Locate all lines with the word "screenshot" and copy them out.
# PROVIDED ENTRIES start
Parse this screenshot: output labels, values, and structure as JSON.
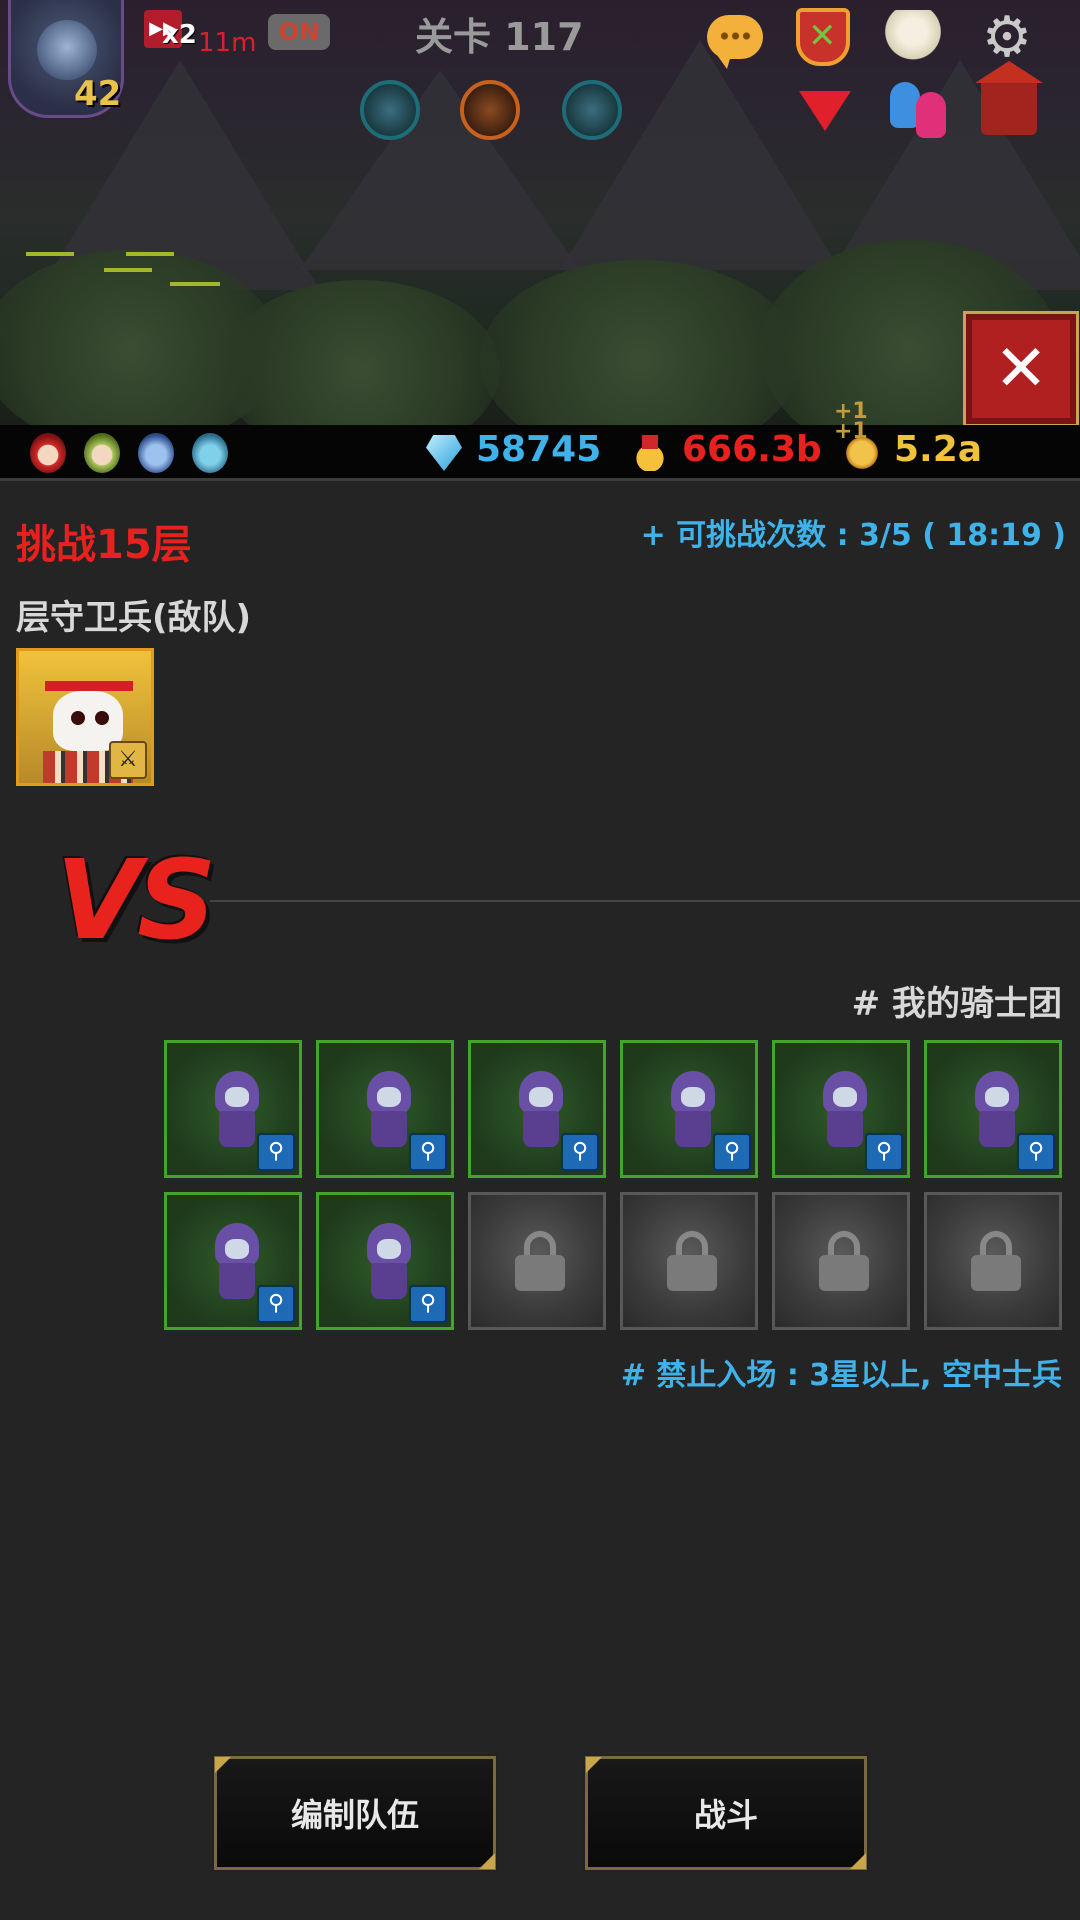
{
  "hud": {
    "player_level": "42",
    "speed_multiplier": "x2",
    "speed_time": "11m",
    "auto_toggle": "ON",
    "stage_label": "关卡 117"
  },
  "resources": {
    "diamonds": "58745",
    "medals": "666.3b",
    "coins": "5.2a",
    "bonus_top": "+1",
    "bonus_bottom": "+1",
    "colors": {
      "diamonds": "#3fb2ea",
      "medals": "#e8211f",
      "coins": "#f0c23a"
    }
  },
  "challenge": {
    "title": "挑战15层",
    "attempts": "+ 可挑战次数 : 3/5 ( 18:19 )",
    "guard_label": "层守卫兵(敌队)",
    "vs": "VS",
    "team_title": "# 我的骑士团",
    "restriction": "# 禁止入场 : 3星以上, 空中士兵"
  },
  "team": {
    "slots": [
      {
        "state": "filled"
      },
      {
        "state": "filled"
      },
      {
        "state": "filled"
      },
      {
        "state": "filled"
      },
      {
        "state": "filled"
      },
      {
        "state": "filled"
      },
      {
        "state": "filled"
      },
      {
        "state": "filled"
      },
      {
        "state": "locked"
      },
      {
        "state": "locked"
      },
      {
        "state": "locked"
      },
      {
        "state": "locked"
      }
    ]
  },
  "buttons": {
    "edit_team": "编制队伍",
    "fight": "战斗"
  },
  "icons": {
    "chat": "chat-icon",
    "battle": "battle-icon",
    "angel": "angel-icon",
    "settings": "gear-icon",
    "dropdown": "down-triangle-icon",
    "friends": "friends-icon",
    "home": "house-icon",
    "close": "close-icon",
    "lock": "lock-icon",
    "magic": "magnifier-icon",
    "weapon": "sword-icon"
  },
  "colors": {
    "accent_red": "#e8211f",
    "accent_blue": "#3fb2ea",
    "slot_filled_border": "#41a52a",
    "slot_locked_border": "#585858",
    "enemy_border": "#e39a1a"
  }
}
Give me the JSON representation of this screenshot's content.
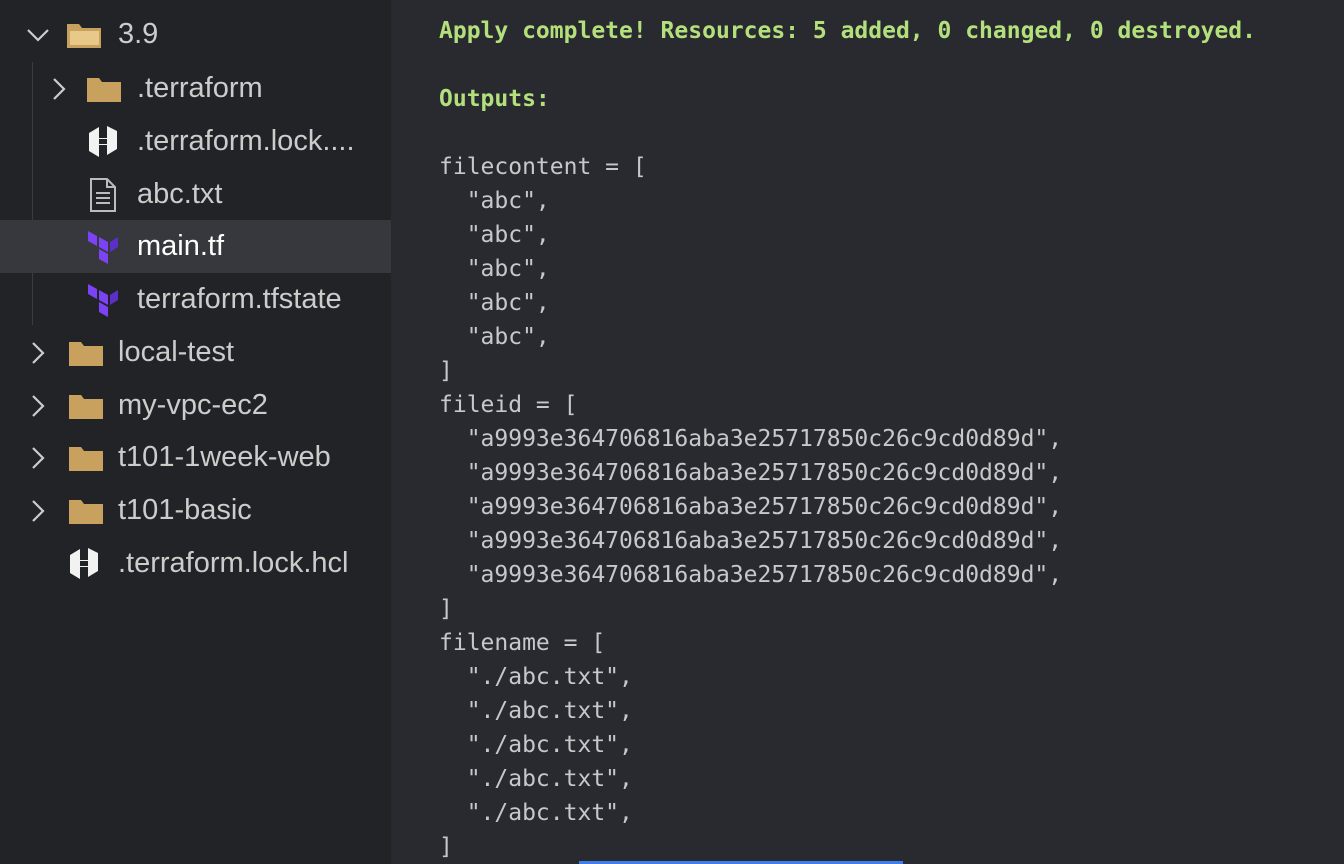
{
  "explorer": {
    "items": [
      {
        "label": "3.9",
        "icon": "folder-open-icon",
        "expanded": true
      },
      {
        "label": ".terraform",
        "icon": "folder-icon",
        "expanded": false
      },
      {
        "label": ".terraform.lock....",
        "icon": "hashicorp-icon"
      },
      {
        "label": "abc.txt",
        "icon": "text-file-icon"
      },
      {
        "label": "main.tf",
        "icon": "terraform-icon",
        "selected": true
      },
      {
        "label": "terraform.tfstate",
        "icon": "terraform-icon"
      },
      {
        "label": "local-test",
        "icon": "folder-icon",
        "expanded": false
      },
      {
        "label": "my-vpc-ec2",
        "icon": "folder-icon",
        "expanded": false
      },
      {
        "label": "t101-1week-web",
        "icon": "folder-icon",
        "expanded": false
      },
      {
        "label": "t101-basic",
        "icon": "folder-icon",
        "expanded": false
      },
      {
        "label": ".terraform.lock.hcl",
        "icon": "hashicorp-icon"
      }
    ]
  },
  "terminal": {
    "lines": [
      "Apply complete! Resources: 5 added, 0 changed, 0 destroyed.",
      "",
      "Outputs:",
      "",
      "filecontent = [",
      "  \"abc\",",
      "  \"abc\",",
      "  \"abc\",",
      "  \"abc\",",
      "  \"abc\",",
      "]",
      "fileid = [",
      "  \"a9993e364706816aba3e25717850c26c9cd0d89d\",",
      "  \"a9993e364706816aba3e25717850c26c9cd0d89d\",",
      "  \"a9993e364706816aba3e25717850c26c9cd0d89d\",",
      "  \"a9993e364706816aba3e25717850c26c9cd0d89d\",",
      "  \"a9993e364706816aba3e25717850c26c9cd0d89d\",",
      "]",
      "filename = [",
      "  \"./abc.txt\",",
      "  \"./abc.txt\",",
      "  \"./abc.txt\",",
      "  \"./abc.txt\",",
      "  \"./abc.txt\",",
      "]"
    ]
  },
  "colors": {
    "terminal_bg": "#282a2f",
    "sidebar_bg": "#222326",
    "selected_row": "#37383e",
    "success_text": "#b3e07c",
    "output_text": "#c6c8cc",
    "folder": "#c9a15f",
    "terraform": "#7b42f6"
  }
}
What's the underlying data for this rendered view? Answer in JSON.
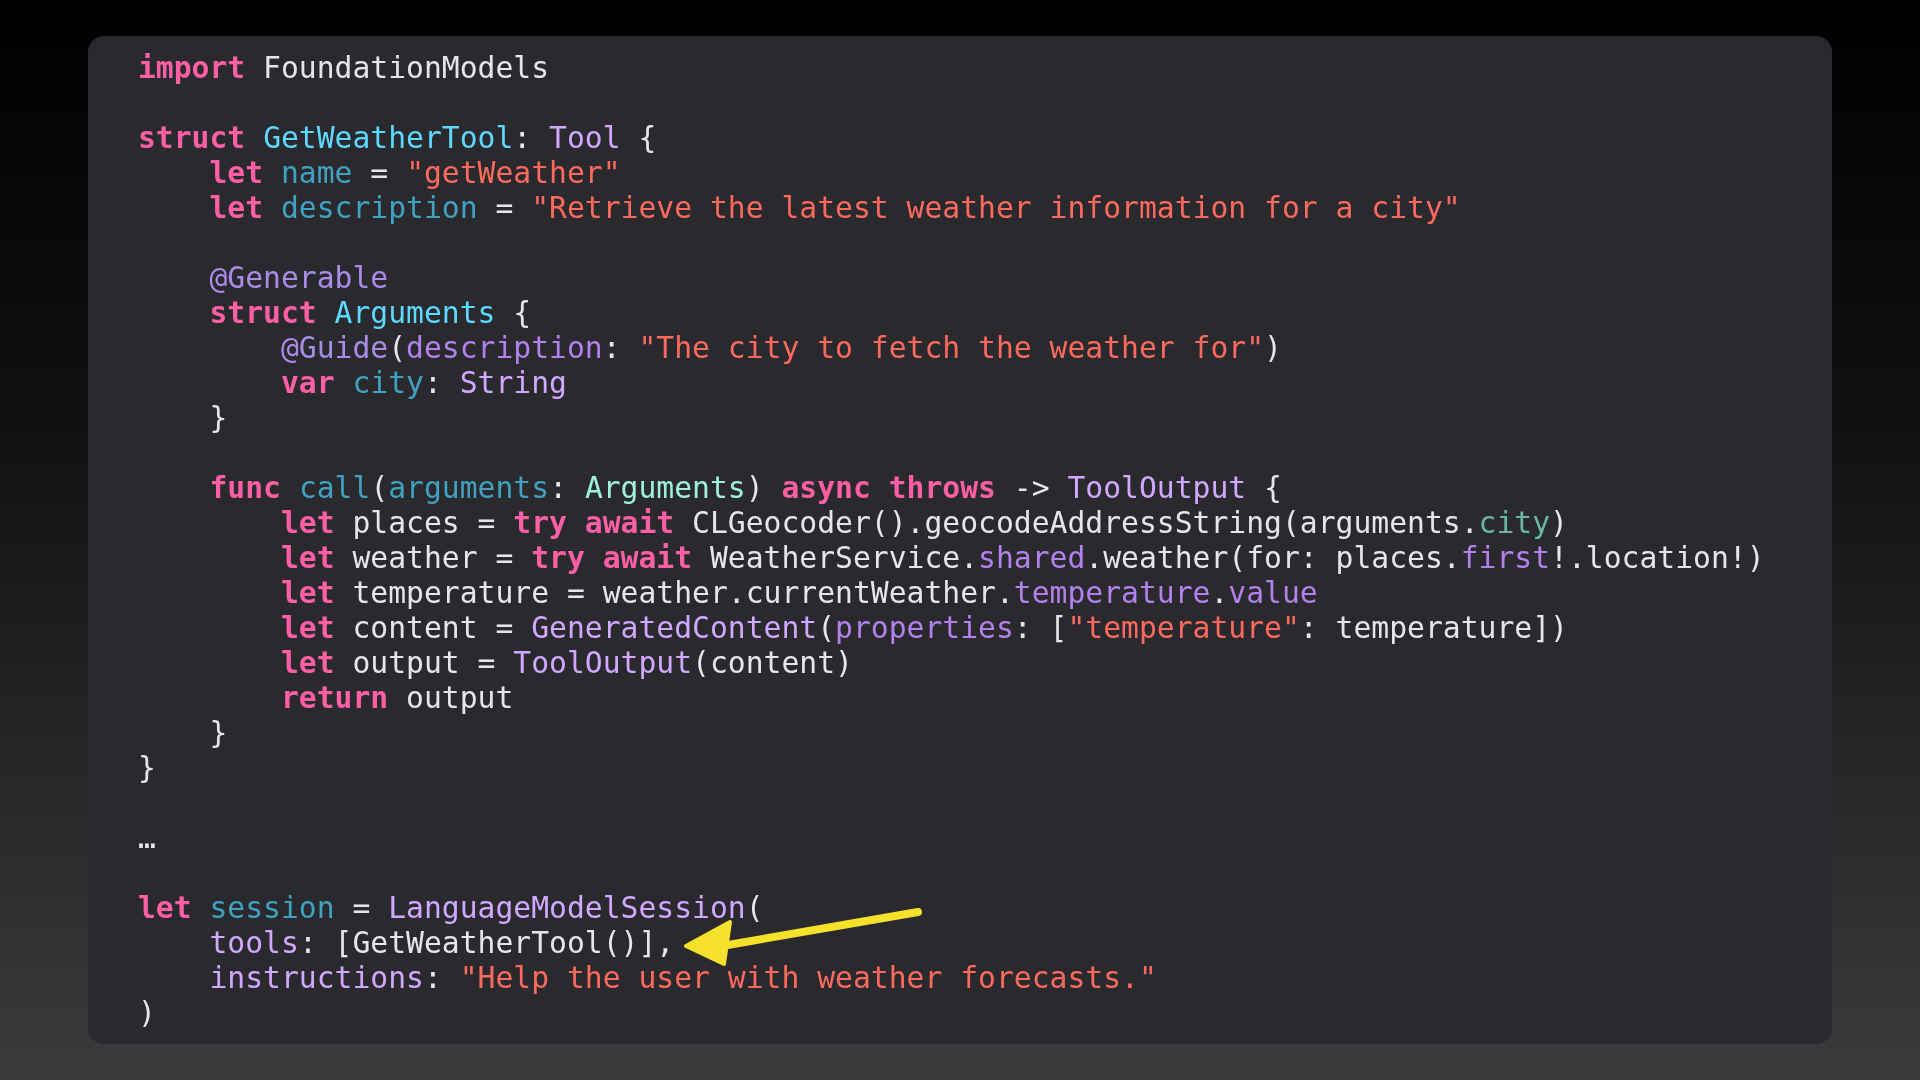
{
  "code_lines": [
    {
      "kind": "code",
      "tokens": [
        {
          "kind": "kw",
          "text": "import"
        },
        {
          "kind": "plain",
          "text": " FoundationModels"
        }
      ]
    },
    {
      "kind": "blank"
    },
    {
      "kind": "code",
      "tokens": [
        {
          "kind": "kw",
          "text": "struct "
        },
        {
          "kind": "decl",
          "text": "GetWeatherTool"
        },
        {
          "kind": "plain",
          "text": ": "
        },
        {
          "kind": "type",
          "text": "Tool"
        },
        {
          "kind": "plain",
          "text": " {"
        }
      ]
    },
    {
      "kind": "code",
      "tokens": [
        {
          "kind": "kw",
          "text": "    let "
        },
        {
          "kind": "id",
          "text": "name"
        },
        {
          "kind": "plain",
          "text": " = "
        },
        {
          "kind": "str",
          "text": "\"getWeather\""
        }
      ]
    },
    {
      "kind": "code",
      "tokens": [
        {
          "kind": "kw",
          "text": "    let "
        },
        {
          "kind": "id",
          "text": "description"
        },
        {
          "kind": "plain",
          "text": " = "
        },
        {
          "kind": "str",
          "text": "\"Retrieve the latest weather information for a city\""
        }
      ]
    },
    {
      "kind": "blank"
    },
    {
      "kind": "code",
      "tokens": [
        {
          "kind": "attr",
          "text": "    @Generable"
        }
      ]
    },
    {
      "kind": "code",
      "tokens": [
        {
          "kind": "kw",
          "text": "    struct "
        },
        {
          "kind": "decl",
          "text": "Arguments"
        },
        {
          "kind": "plain",
          "text": " {"
        }
      ]
    },
    {
      "kind": "code",
      "tokens": [
        {
          "kind": "attr",
          "text": "        @Guide"
        },
        {
          "kind": "plain",
          "text": "("
        },
        {
          "kind": "member",
          "text": "description"
        },
        {
          "kind": "plain",
          "text": ": "
        },
        {
          "kind": "str",
          "text": "\"The city to fetch the weather for\""
        },
        {
          "kind": "plain",
          "text": ")"
        }
      ]
    },
    {
      "kind": "code",
      "tokens": [
        {
          "kind": "kw",
          "text": "        var "
        },
        {
          "kind": "id",
          "text": "city"
        },
        {
          "kind": "plain",
          "text": ": "
        },
        {
          "kind": "type",
          "text": "String"
        }
      ]
    },
    {
      "kind": "code",
      "tokens": [
        {
          "kind": "plain",
          "text": "    }"
        }
      ]
    },
    {
      "kind": "blank"
    },
    {
      "kind": "code",
      "tokens": [
        {
          "kind": "kw",
          "text": "    func "
        },
        {
          "kind": "id",
          "text": "call"
        },
        {
          "kind": "plain",
          "text": "("
        },
        {
          "kind": "id",
          "text": "arguments"
        },
        {
          "kind": "plain",
          "text": ": "
        },
        {
          "kind": "local",
          "text": "Arguments"
        },
        {
          "kind": "plain",
          "text": ") "
        },
        {
          "kind": "kw",
          "text": "async throws"
        },
        {
          "kind": "plain",
          "text": " -> "
        },
        {
          "kind": "type",
          "text": "ToolOutput"
        },
        {
          "kind": "plain",
          "text": " {"
        }
      ]
    },
    {
      "kind": "code",
      "tokens": [
        {
          "kind": "kw",
          "text": "        let"
        },
        {
          "kind": "plain",
          "text": " places = "
        },
        {
          "kind": "kw",
          "text": "try await"
        },
        {
          "kind": "plain",
          "text": " CLGeocoder().geocodeAddressString(arguments."
        },
        {
          "kind": "localmember",
          "text": "city"
        },
        {
          "kind": "plain",
          "text": ")"
        }
      ]
    },
    {
      "kind": "code",
      "tokens": [
        {
          "kind": "kw",
          "text": "        let"
        },
        {
          "kind": "plain",
          "text": " weather = "
        },
        {
          "kind": "kw",
          "text": "try await"
        },
        {
          "kind": "plain",
          "text": " WeatherService."
        },
        {
          "kind": "member",
          "text": "shared"
        },
        {
          "kind": "plain",
          "text": ".weather(for: places."
        },
        {
          "kind": "member",
          "text": "first"
        },
        {
          "kind": "plain",
          "text": "!.location!)"
        }
      ]
    },
    {
      "kind": "code",
      "tokens": [
        {
          "kind": "kw",
          "text": "        let"
        },
        {
          "kind": "plain",
          "text": " temperature = weather.currentWeather."
        },
        {
          "kind": "member",
          "text": "temperature"
        },
        {
          "kind": "plain",
          "text": "."
        },
        {
          "kind": "member",
          "text": "value"
        }
      ]
    },
    {
      "kind": "code",
      "tokens": [
        {
          "kind": "kw",
          "text": "        let"
        },
        {
          "kind": "plain",
          "text": " content = "
        },
        {
          "kind": "type",
          "text": "GeneratedContent"
        },
        {
          "kind": "plain",
          "text": "("
        },
        {
          "kind": "member",
          "text": "properties"
        },
        {
          "kind": "plain",
          "text": ": ["
        },
        {
          "kind": "str",
          "text": "\"temperature\""
        },
        {
          "kind": "plain",
          "text": ": temperature])"
        }
      ]
    },
    {
      "kind": "code",
      "tokens": [
        {
          "kind": "kw",
          "text": "        let"
        },
        {
          "kind": "plain",
          "text": " output = "
        },
        {
          "kind": "type",
          "text": "ToolOutput"
        },
        {
          "kind": "plain",
          "text": "(content)"
        }
      ]
    },
    {
      "kind": "code",
      "tokens": [
        {
          "kind": "kw",
          "text": "        return"
        },
        {
          "kind": "plain",
          "text": " output"
        }
      ]
    },
    {
      "kind": "code",
      "tokens": [
        {
          "kind": "plain",
          "text": "    }"
        }
      ]
    },
    {
      "kind": "code",
      "tokens": [
        {
          "kind": "plain",
          "text": "}"
        }
      ]
    },
    {
      "kind": "blank"
    },
    {
      "kind": "code",
      "tokens": [
        {
          "kind": "plain",
          "text": "…"
        }
      ]
    },
    {
      "kind": "blank"
    },
    {
      "kind": "code",
      "tokens": [
        {
          "kind": "kw",
          "text": "let "
        },
        {
          "kind": "id",
          "text": "session"
        },
        {
          "kind": "plain",
          "text": " = "
        },
        {
          "kind": "type",
          "text": "LanguageModelSession"
        },
        {
          "kind": "plain",
          "text": "("
        }
      ]
    },
    {
      "kind": "code",
      "tokens": [
        {
          "kind": "type",
          "text": "    tools"
        },
        {
          "kind": "plain",
          "text": ": [GetWeatherTool()],"
        }
      ]
    },
    {
      "kind": "code",
      "tokens": [
        {
          "kind": "type",
          "text": "    instructions"
        },
        {
          "kind": "plain",
          "text": ": "
        },
        {
          "kind": "str",
          "text": "\"Help the user with weather forecasts.\""
        }
      ]
    },
    {
      "kind": "code",
      "tokens": [
        {
          "kind": "plain",
          "text": ")"
        }
      ]
    }
  ]
}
# PROVIDED ENTRIES end
§ **RESPONSE TO THE TASK**:
Parse this screenshot: output labels, values, and structure as JSON.
Give me the JSON representation of this screenshot's content.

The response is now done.